SELECTED TEXT ▸
◆ ◆ ◆ ◆ ◆ ◆ ◆

By Day 2, the heaving seas were starting to ease off, but I kept up the ginger habit. So far, so good!
Storage ratios
Now to settle down into our comfortable stateroom and strategically divide the various shelves, drawers and other storage hidey-holes between us. The ratio here is roughly 2:1, Verne:Roy. Suitcases go under the bed, with room to spare.
Fabulous freebies
Roy had booked this Holland American Line Westerdam cruise a good two years previously. At that time, the promotional rate included one of the nicest staterooms at this level – located on Deck 7 aft with an unobstructed view of the wake from its bigger-than-average balcony. In addition, we have free wi-fi for the duration of the voyage.
Also included in the promotional rate was the Elite beverage package* that includes barista coffees, bottled Pellegrino, all soft drinks, cocktails, wine, beer, spirits etc. That allowed us 15 beverage items each per day, which we never came anywhere near exhausting.
(*Had we paid, it would have cost us over A100 each, per day!)
Must try harder
Clearly we don’t try hard enough. Pre-dinner cocktails at the Pinnacle Bar (see above pics) are our first alcoholic beverages of the day. (No, Roy wasn’t in dinner dress every night: he got tired of T-shirted fellow-passengers trying to order cocktails from him.)

◆ ◆ ◆ ◆ ◆ ◆ ◆

DATA LISTING ▸

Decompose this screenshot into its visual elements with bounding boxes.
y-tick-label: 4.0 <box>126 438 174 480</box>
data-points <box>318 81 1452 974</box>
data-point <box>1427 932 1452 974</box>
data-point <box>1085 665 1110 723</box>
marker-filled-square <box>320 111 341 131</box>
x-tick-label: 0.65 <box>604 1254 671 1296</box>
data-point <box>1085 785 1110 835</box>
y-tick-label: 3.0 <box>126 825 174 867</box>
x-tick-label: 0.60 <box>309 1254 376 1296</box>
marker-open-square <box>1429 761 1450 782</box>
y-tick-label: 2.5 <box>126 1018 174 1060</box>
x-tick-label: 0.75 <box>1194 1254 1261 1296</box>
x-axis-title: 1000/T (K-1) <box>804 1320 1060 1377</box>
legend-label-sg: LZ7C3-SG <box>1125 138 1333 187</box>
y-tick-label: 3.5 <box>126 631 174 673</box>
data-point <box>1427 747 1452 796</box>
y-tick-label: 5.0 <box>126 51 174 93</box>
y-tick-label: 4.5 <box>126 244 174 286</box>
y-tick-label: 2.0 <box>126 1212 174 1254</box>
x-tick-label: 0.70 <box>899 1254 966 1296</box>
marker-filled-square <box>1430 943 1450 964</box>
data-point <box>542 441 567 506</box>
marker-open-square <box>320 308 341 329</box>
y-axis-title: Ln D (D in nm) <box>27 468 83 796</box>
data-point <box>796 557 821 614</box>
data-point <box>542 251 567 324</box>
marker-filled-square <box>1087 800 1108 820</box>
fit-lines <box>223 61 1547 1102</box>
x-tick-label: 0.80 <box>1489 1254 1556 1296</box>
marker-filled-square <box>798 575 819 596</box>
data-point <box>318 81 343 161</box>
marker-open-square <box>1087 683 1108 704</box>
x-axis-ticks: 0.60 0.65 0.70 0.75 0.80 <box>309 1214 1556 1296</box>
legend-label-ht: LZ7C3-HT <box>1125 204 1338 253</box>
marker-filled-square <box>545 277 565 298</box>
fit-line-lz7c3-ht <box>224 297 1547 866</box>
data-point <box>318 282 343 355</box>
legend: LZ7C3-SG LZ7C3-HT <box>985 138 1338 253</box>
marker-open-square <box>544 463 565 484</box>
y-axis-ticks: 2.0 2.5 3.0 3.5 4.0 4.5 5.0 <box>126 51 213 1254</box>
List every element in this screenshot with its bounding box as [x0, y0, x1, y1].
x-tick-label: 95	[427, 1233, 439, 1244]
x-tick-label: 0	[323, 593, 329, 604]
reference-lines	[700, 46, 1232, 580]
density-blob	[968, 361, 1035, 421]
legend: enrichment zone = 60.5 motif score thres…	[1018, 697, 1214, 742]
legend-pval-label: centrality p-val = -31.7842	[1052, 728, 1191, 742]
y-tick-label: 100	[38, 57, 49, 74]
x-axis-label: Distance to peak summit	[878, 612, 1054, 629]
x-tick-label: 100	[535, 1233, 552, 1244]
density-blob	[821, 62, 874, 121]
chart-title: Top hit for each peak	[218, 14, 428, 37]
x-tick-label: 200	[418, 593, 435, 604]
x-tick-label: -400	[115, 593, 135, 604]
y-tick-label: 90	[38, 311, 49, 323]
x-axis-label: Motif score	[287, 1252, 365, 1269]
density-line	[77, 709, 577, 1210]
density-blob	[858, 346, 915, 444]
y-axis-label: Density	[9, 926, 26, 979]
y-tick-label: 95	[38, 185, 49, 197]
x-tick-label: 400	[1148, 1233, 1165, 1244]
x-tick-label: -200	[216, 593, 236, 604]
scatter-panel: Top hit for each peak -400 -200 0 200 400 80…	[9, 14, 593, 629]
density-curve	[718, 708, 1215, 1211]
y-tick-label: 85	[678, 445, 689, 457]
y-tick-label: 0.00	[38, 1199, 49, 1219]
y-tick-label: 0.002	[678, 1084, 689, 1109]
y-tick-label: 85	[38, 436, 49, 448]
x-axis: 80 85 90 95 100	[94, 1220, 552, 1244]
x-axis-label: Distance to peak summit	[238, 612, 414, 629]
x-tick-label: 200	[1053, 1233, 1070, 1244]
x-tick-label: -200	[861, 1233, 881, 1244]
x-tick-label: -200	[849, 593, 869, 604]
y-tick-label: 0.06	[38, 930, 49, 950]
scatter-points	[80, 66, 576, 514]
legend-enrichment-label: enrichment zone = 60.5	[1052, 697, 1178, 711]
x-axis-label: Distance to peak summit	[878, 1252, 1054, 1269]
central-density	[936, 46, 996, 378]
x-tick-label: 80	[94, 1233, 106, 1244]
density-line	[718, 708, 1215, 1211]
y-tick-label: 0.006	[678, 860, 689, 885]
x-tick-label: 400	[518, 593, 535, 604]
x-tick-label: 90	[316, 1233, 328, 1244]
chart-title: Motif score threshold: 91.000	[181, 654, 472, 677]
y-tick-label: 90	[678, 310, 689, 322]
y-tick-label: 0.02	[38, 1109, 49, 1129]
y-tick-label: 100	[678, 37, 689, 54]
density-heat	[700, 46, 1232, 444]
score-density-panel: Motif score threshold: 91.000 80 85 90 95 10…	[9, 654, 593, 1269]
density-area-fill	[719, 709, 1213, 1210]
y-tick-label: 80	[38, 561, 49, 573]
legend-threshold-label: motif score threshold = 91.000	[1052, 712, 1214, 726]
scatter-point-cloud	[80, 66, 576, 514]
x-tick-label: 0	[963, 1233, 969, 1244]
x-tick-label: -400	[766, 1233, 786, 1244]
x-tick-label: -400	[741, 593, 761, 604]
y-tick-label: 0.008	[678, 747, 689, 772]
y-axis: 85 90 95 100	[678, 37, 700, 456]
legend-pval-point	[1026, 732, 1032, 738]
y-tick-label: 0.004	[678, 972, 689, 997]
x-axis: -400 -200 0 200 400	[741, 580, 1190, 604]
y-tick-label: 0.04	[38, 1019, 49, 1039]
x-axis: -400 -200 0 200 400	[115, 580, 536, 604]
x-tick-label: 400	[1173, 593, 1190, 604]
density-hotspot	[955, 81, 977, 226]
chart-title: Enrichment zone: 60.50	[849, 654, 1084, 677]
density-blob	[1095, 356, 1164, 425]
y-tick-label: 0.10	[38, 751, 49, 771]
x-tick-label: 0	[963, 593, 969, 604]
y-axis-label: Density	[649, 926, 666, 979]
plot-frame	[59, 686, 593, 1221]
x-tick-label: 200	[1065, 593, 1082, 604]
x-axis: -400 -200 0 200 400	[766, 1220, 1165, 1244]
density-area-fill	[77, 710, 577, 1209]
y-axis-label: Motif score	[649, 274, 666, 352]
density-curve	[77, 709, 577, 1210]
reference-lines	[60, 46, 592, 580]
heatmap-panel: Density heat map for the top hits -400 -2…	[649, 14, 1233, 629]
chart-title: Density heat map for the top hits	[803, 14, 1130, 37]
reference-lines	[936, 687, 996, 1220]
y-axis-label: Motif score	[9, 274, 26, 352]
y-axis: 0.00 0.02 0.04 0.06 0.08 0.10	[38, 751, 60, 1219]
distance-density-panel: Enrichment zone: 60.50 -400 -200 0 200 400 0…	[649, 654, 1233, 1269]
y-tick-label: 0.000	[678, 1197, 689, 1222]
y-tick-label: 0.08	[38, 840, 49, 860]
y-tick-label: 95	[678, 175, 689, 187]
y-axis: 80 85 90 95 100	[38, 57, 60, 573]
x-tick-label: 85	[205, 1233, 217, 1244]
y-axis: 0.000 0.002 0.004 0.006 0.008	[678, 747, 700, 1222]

◆ ◆ ◆ ◆ ◆ ◆ ◆

WORK TO COMPLETE ▸
a) Answer these questions about the Westerdam cruise text, one answer per line:
(i) What rough ratio was used to divide the stateroom storage between Verne and Roy?
(ii) On which deck was the stateroom located?
(iii) How many beverage items per day did the Elite beverage package allow each of them?
b) Write the next part of the Westerdam cruise text, picking up right after its last sentence.

ANSWERS PROVIDED ▸
a)
(i) Roughly 2:1, Verne:Roy.
(ii) Deck 7, aft.
(iii) 15 beverage items each per day.

b)
Other passengers were, generally, considerably more conscientious, downing bloody Marys at breakfast to line their stomachs before laying down the lunchtime lagers. Over an afternoon game of Scrabble, cards or cribbage came the chilled Sauvignon, daiquiris and margaritas… especially for the small but dedicated band of smokers, huddled together under a blanket of haze at their Ocean View Bar hangout on the aft deck.
Keeping it clean
Laundry was not included in the fare, so we paid the extra US$305 for unlimited daily laundry and pressing. The alternative would be to pay a set rate for laundry by the bag; HAL ships don’t have laundry facilities, like the ones I had to use on the otherwise-splendid Viking Sun. (Yay. I hate those claustrophobic little rooms crammed with elderly ladies anxiously guarding their lingerie from theft on the high seas.)
Now, with clean clothes every day and relatively clear heads each morning, on to New Caledonia. See you there!